Stored items from a collection
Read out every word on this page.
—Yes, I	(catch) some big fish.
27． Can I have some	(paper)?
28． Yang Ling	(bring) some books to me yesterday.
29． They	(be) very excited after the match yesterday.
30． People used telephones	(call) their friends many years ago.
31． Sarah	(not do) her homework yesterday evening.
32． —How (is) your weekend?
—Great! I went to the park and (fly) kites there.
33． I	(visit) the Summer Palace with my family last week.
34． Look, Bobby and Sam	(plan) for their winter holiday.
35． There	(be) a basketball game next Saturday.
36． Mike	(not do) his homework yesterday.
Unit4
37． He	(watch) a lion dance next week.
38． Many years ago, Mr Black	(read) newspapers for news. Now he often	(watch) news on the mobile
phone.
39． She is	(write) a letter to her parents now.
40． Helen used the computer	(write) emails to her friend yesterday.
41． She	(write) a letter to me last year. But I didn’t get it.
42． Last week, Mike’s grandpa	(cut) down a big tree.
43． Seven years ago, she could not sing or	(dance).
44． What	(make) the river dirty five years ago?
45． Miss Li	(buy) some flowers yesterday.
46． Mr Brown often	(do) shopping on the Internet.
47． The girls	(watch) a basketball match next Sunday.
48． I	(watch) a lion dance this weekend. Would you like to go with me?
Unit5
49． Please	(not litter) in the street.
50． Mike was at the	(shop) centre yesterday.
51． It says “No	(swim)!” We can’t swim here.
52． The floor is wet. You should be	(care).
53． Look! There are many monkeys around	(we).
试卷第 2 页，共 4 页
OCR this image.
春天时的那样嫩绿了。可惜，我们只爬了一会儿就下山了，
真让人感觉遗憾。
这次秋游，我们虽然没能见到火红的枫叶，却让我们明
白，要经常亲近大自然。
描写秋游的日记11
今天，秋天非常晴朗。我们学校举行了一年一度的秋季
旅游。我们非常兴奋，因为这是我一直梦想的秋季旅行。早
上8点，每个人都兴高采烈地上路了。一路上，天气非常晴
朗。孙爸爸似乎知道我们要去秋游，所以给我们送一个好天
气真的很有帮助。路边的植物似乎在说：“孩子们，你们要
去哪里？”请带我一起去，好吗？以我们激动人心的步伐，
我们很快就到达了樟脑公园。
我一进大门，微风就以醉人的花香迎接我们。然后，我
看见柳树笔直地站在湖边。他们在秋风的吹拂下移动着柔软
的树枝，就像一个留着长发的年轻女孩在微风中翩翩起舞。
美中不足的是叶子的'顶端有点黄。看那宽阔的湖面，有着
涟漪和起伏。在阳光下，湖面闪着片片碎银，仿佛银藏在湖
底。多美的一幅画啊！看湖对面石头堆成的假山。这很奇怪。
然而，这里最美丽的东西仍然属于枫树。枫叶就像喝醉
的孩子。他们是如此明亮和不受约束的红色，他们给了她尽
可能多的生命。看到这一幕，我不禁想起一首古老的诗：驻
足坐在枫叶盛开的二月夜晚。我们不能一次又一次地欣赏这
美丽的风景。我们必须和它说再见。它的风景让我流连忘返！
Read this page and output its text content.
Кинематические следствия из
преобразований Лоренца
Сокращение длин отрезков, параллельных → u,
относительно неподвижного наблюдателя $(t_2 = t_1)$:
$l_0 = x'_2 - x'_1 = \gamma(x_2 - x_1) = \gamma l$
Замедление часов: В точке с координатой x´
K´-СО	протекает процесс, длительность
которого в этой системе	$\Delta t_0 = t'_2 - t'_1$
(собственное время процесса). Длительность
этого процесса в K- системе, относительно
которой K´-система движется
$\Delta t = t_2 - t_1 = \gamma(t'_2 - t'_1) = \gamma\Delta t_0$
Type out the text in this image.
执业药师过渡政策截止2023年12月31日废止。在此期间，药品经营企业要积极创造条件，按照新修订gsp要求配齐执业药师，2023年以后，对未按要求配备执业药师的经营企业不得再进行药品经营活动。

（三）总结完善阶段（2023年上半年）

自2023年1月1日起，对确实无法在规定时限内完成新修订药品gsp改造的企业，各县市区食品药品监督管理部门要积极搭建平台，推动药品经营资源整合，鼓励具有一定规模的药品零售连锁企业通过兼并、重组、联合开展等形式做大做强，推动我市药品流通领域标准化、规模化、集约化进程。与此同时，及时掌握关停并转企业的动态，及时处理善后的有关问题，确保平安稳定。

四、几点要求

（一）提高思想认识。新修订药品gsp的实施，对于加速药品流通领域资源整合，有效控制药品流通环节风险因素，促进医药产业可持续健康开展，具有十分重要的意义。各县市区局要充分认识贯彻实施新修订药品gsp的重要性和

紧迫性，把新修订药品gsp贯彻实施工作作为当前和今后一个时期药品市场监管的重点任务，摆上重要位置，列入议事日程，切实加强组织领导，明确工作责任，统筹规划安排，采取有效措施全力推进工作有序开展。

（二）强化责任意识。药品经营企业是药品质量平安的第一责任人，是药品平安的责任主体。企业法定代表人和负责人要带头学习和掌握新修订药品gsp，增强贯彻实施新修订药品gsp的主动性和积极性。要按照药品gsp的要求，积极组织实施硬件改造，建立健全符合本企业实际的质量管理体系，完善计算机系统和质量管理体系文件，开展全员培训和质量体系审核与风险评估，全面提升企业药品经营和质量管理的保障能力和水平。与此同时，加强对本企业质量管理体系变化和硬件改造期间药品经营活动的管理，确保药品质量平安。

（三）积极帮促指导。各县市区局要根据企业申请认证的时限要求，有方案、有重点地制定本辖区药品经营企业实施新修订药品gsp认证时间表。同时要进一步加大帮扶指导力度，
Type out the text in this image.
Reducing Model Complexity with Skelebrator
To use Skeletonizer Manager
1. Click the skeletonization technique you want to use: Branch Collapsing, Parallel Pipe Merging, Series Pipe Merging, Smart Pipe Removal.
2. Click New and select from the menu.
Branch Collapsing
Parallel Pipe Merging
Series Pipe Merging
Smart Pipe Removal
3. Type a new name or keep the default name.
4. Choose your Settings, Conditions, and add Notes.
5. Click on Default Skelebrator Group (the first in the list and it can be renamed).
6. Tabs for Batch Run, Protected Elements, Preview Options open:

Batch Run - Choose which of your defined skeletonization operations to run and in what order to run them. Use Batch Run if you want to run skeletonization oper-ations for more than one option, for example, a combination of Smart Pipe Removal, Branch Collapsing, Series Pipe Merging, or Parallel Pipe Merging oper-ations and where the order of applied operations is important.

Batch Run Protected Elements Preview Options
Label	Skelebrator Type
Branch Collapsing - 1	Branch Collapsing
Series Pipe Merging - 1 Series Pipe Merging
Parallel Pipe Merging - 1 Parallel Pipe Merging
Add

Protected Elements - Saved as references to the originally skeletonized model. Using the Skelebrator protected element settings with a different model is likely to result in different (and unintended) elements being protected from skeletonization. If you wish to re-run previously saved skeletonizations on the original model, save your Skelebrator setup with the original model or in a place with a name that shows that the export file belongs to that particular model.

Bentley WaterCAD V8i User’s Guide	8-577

### Written request
Write an exact transcription of every entry above.

### Full solution
Read out every word on this page.
—Yes, I	(catch) some big fish.
27． Can I have some	(paper)?
28． Yang Ling	(bring) some books to me yesterday.
29． They	(be) very excited after the match yesterday.
30． People used telephones	(call) their friends many years ago.
31． Sarah	(not do) her homework yesterday evening.
32． —How (is) your weekend?
—Great! I went to the park and (fly) kites there.
33． I	(visit) the Summer Palace with my family last week.
34． Look, Bobby and Sam	(plan) for their winter holiday.
35． There	(be) a basketball game next Saturday.
36． Mike	(not do) his homework yesterday.
Unit4
37． He	(watch) a lion dance next week.
38． Many years ago, Mr Black	(read) newspapers for news. Now he often	(watch) news on the mobile
phone.
39． She is	(write) a letter to her parents now.
40． Helen used the computer	(write) emails to her friend yesterday.
41． She	(write) a letter to me last year. But I didn’t get it.
42． Last week, Mike’s grandpa	(cut) down a big tree.
43． Seven years ago, she could not sing or	(dance).
44． What	(make) the river dirty five years ago?
45． Miss Li	(buy) some flowers yesterday.
46． Mr Brown often	(do) shopping on the Internet.
47． The girls	(watch) a basketball match next Sunday.
48． I	(watch) a lion dance this weekend. Would you like to go with me?
Unit5
49． Please	(not litter) in the street.
50． Mike was at the	(shop) centre yesterday.
51． It says “No	(swim)!” We can’t swim here.
52． The floor is wet. You should be	(care).
53． Look! There are many monkeys around	(we).
试卷第 2 页，共 4 页
OCR this image.
春天时的那样嫩绿了。可惜，我们只爬了一会儿就下山了，
真让人感觉遗憾。
这次秋游，我们虽然没能见到火红的枫叶，却让我们明
白，要经常亲近大自然。
描写秋游的日记11
今天，秋天非常晴朗。我们学校举行了一年一度的秋季
旅游。我们非常兴奋，因为这是我一直梦想的秋季旅行。早
上8点，每个人都兴高采烈地上路了。一路上，天气非常晴
朗。孙爸爸似乎知道我们要去秋游，所以给我们送一个好天
气真的很有帮助。路边的植物似乎在说：“孩子们，你们要
去哪里？”请带我一起去，好吗？以我们激动人心的步伐，
我们很快就到达了樟脑公园。
我一进大门，微风就以醉人的花香迎接我们。然后，我
看见柳树笔直地站在湖边。他们在秋风的吹拂下移动着柔软
的树枝，就像一个留着长发的年轻女孩在微风中翩翩起舞。
美中不足的是叶子的'顶端有点黄。看那宽阔的湖面，有着
涟漪和起伏。在阳光下，湖面闪着片片碎银，仿佛银藏在湖
底。多美的一幅画啊！看湖对面石头堆成的假山。这很奇怪。
然而，这里最美丽的东西仍然属于枫树。枫叶就像喝醉
的孩子。他们是如此明亮和不受约束的红色，他们给了她尽
可能多的生命。看到这一幕，我不禁想起一首古老的诗：驻
足坐在枫叶盛开的二月夜晚。我们不能一次又一次地欣赏这
美丽的风景。我们必须和它说再见。它的风景让我流连忘返！
Read this page and output its text content.
Кинематические следствия из
преобразований Лоренца
Сокращение длин отрезков, параллельных → u,
относительно неподвижного наблюдателя $(t_2 = t_1)$:
$l_0 = x'_2 - x'_1 = \gamma(x_2 - x_1) = \gamma l$
Замедление часов: В точке с координатой x´
K´-СО	протекает процесс, длительность
которого в этой системе	$\Delta t_0 = t'_2 - t'_1$
(собственное время процесса). Длительность
этого процесса в K- системе, относительно
которой K´-система движется
$\Delta t = t_2 - t_1 = \gamma(t'_2 - t'_1) = \gamma\Delta t_0$
Type out the text in this image.
执业药师过渡政策截止2023年12月31日废止。在此期间，药品经营企业要积极创造条件，按照新修订gsp要求配齐执业药师，2023年以后，对未按要求配备执业药师的经营企业不得再进行药品经营活动。

（三）总结完善阶段（2023年上半年）

自2023年1月1日起，对确实无法在规定时限内完成新修订药品gsp改造的企业，各县市区食品药品监督管理部门要积极搭建平台，推动药品经营资源整合，鼓励具有一定规模的药品零售连锁企业通过兼并、重组、联合开展等形式做大做强，推动我市药品流通领域标准化、规模化、集约化进程。与此同时，及时掌握关停并转企业的动态，及时处理善后的有关问题，确保平安稳定。

四、几点要求

（一）提高思想认识。新修订药品gsp的实施，对于加速药品流通领域资源整合，有效控制药品流通环节风险因素，促进医药产业可持续健康开展，具有十分重要的意义。各县市区局要充分认识贯彻实施新修订药品gsp的重要性和

紧迫性，把新修订药品gsp贯彻实施工作作为当前和今后一个时期药品市场监管的重点任务，摆上重要位置，列入议事日程，切实加强组织领导，明确工作责任，统筹规划安排，采取有效措施全力推进工作有序开展。

（二）强化责任意识。药品经营企业是药品质量平安的第一责任人，是药品平安的责任主体。企业法定代表人和负责人要带头学习和掌握新修订药品gsp，增强贯彻实施新修订药品gsp的主动性和积极性。要按照药品gsp的要求，积极组织实施硬件改造，建立健全符合本企业实际的质量管理体系，完善计算机系统和质量管理体系文件，开展全员培训和质量体系审核与风险评估，全面提升企业药品经营和质量管理的保障能力和水平。与此同时，加强对本企业质量管理体系变化和硬件改造期间药品经营活动的管理，确保药品质量平安。

（三）积极帮促指导。各县市区局要根据企业申请认证的时限要求，有方案、有重点地制定本辖区药品经营企业实施新修订药品gsp认证时间表。同时要进一步加大帮扶指导力度，
Type out the text in this image.
Reducing Model Complexity with Skelebrator
To use Skeletonizer Manager
1. Click the skeletonization technique you want to use: Branch Collapsing, Parallel Pipe Merging, Series Pipe Merging, Smart Pipe Removal.
2. Click New and select from the menu.
Branch Collapsing
Parallel Pipe Merging
Series Pipe Merging
Smart Pipe Removal
3. Type a new name or keep the default name.
4. Choose your Settings, Conditions, and add Notes.
5. Click on Default Skelebrator Group (the first in the list and it can be renamed).
6. Tabs for Batch Run, Protected Elements, Preview Options open:

Batch Run - Choose which of your defined skeletonization operations to run and in what order to run them. Use Batch Run if you want to run skeletonization oper-ations for more than one option, for example, a combination of Smart Pipe Removal, Branch Collapsing, Series Pipe Merging, or Parallel Pipe Merging oper-ations and where the order of applied operations is important.

Batch Run Protected Elements Preview Options
Label	Skelebrator Type
Branch Collapsing - 1	Branch Collapsing
Series Pipe Merging - 1 Series Pipe Merging
Parallel Pipe Merging - 1 Parallel Pipe Merging
Add

Protected Elements - Saved as references to the originally skeletonized model. Using the Skelebrator protected element settings with a different model is likely to result in different (and unintended) elements being protected from skeletonization. If you wish to re-run previously saved skeletonizations on the original model, save your Skelebrator setup with the original model or in a place with a name that shows that the export file belongs to that particular model.

Bentley WaterCAD V8i User’s Guide	8-577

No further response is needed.